"""
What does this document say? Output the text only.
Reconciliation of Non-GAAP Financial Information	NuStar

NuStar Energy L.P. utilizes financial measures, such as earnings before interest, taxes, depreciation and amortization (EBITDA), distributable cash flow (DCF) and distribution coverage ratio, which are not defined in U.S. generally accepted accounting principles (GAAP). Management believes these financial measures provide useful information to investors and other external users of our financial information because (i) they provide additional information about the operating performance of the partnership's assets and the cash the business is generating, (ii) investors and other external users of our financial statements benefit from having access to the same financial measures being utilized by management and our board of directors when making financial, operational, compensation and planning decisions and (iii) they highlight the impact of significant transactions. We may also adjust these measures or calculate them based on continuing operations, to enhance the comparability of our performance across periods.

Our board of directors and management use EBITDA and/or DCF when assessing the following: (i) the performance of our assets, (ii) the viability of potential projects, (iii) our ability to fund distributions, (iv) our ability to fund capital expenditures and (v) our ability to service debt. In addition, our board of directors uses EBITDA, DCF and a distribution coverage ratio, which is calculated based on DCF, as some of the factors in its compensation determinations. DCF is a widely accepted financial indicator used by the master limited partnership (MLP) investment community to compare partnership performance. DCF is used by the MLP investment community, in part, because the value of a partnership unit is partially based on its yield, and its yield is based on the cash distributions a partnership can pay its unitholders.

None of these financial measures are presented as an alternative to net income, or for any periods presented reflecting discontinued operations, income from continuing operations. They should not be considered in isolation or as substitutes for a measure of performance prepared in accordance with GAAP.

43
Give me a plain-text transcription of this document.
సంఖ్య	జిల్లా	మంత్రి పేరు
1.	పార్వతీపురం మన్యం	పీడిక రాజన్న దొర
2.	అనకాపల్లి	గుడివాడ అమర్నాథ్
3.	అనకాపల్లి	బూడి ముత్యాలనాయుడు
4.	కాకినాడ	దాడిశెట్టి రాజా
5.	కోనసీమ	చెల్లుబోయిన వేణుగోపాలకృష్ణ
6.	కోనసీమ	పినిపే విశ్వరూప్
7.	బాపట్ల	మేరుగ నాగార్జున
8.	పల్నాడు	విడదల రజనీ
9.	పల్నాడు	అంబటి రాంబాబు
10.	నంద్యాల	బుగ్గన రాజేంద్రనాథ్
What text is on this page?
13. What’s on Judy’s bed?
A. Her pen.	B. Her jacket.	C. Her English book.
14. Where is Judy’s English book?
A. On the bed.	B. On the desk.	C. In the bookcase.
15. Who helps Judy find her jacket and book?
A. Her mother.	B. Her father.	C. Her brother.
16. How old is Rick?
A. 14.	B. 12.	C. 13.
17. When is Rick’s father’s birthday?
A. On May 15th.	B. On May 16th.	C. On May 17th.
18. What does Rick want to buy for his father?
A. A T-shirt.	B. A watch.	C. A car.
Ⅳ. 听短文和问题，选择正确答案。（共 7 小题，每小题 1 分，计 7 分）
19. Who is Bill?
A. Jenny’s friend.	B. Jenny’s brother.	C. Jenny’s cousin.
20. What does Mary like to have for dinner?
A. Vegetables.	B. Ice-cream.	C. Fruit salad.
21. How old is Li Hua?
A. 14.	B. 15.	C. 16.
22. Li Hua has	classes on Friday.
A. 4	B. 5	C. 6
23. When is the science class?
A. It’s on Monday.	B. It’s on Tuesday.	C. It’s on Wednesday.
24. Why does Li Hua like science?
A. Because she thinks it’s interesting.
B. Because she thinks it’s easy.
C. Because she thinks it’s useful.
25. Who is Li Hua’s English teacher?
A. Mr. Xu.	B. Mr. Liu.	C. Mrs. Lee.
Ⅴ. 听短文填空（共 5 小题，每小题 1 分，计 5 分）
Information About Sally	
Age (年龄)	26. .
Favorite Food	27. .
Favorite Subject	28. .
"""
Instructions for the task »
Take the entries and copy them out exactly.

Complete answer »
What does this document say? Output the text only.
Reconciliation of Non-GAAP Financial Information	NuStar

NuStar Energy L.P. utilizes financial measures, such as earnings before interest, taxes, depreciation and amortization (EBITDA), distributable cash flow (DCF) and distribution coverage ratio, which are not defined in U.S. generally accepted accounting principles (GAAP). Management believes these financial measures provide useful information to investors and other external users of our financial information because (i) they provide additional information about the operating performance of the partnership's assets and the cash the business is generating, (ii) investors and other external users of our financial statements benefit from having access to the same financial measures being utilized by management and our board of directors when making financial, operational, compensation and planning decisions and (iii) they highlight the impact of significant transactions. We may also adjust these measures or calculate them based on continuing operations, to enhance the comparability of our performance across periods.

Our board of directors and management use EBITDA and/or DCF when assessing the following: (i) the performance of our assets, (ii) the viability of potential projects, (iii) our ability to fund distributions, (iv) our ability to fund capital expenditures and (v) our ability to service debt. In addition, our board of directors uses EBITDA, DCF and a distribution coverage ratio, which is calculated based on DCF, as some of the factors in its compensation determinations. DCF is a widely accepted financial indicator used by the master limited partnership (MLP) investment community to compare partnership performance. DCF is used by the MLP investment community, in part, because the value of a partnership unit is partially based on its yield, and its yield is based on the cash distributions a partnership can pay its unitholders.

None of these financial measures are presented as an alternative to net income, or for any periods presented reflecting discontinued operations, income from continuing operations. They should not be considered in isolation or as substitutes for a measure of performance prepared in accordance with GAAP.

43
Give me a plain-text transcription of this document.
సంఖ్య	జిల్లా	మంత్రి పేరు
1.	పార్వతీపురం మన్యం	పీడిక రాజన్న దొర
2.	అనకాపల్లి	గుడివాడ అమర్నాథ్
3.	అనకాపల్లి	బూడి ముత్యాలనాయుడు
4.	కాకినాడ	దాడిశెట్టి రాజా
5.	కోనసీమ	చెల్లుబోయిన వేణుగోపాలకృష్ణ
6.	కోనసీమ	పినిపే విశ్వరూప్
7.	బాపట్ల	మేరుగ నాగార్జున
8.	పల్నాడు	విడదల రజనీ
9.	పల్నాడు	అంబటి రాంబాబు
10.	నంద్యాల	బుగ్గన రాజేంద్రనాథ్
What text is on this page?
13. What’s on Judy’s bed?
A. Her pen.	B. Her jacket.	C. Her English book.
14. Where is Judy’s English book?
A. On the bed.	B. On the desk.	C. In the bookcase.
15. Who helps Judy find her jacket and book?
A. Her mother.	B. Her father.	C. Her brother.
16. How old is Rick?
A. 14.	B. 12.	C. 13.
17. When is Rick’s father’s birthday?
A. On May 15th.	B. On May 16th.	C. On May 17th.
18. What does Rick want to buy for his father?
A. A T-shirt.	B. A watch.	C. A car.
Ⅳ. 听短文和问题，选择正确答案。（共 7 小题，每小题 1 分，计 7 分）
19. Who is Bill?
A. Jenny’s friend.	B. Jenny’s brother.	C. Jenny’s cousin.
20. What does Mary like to have for dinner?
A. Vegetables.	B. Ice-cream.	C. Fruit salad.
21. How old is Li Hua?
A. 14.	B. 15.	C. 16.
22. Li Hua has	classes on Friday.
A. 4	B. 5	C. 6
23. When is the science class?
A. It’s on Monday.	B. It’s on Tuesday.	C. It’s on Wednesday.
24. Why does Li Hua like science?
A. Because she thinks it’s interesting.
B. Because she thinks it’s easy.
C. Because she thinks it’s useful.
25. Who is Li Hua’s English teacher?
A. Mr. Xu.	B. Mr. Liu.	C. Mrs. Lee.
Ⅴ. 听短文填空（共 5 小题，每小题 1 分，计 5 分）
Information About Sally	
Age (年龄)	26. .
Favorite Food	27. .
Favorite Subject	28. .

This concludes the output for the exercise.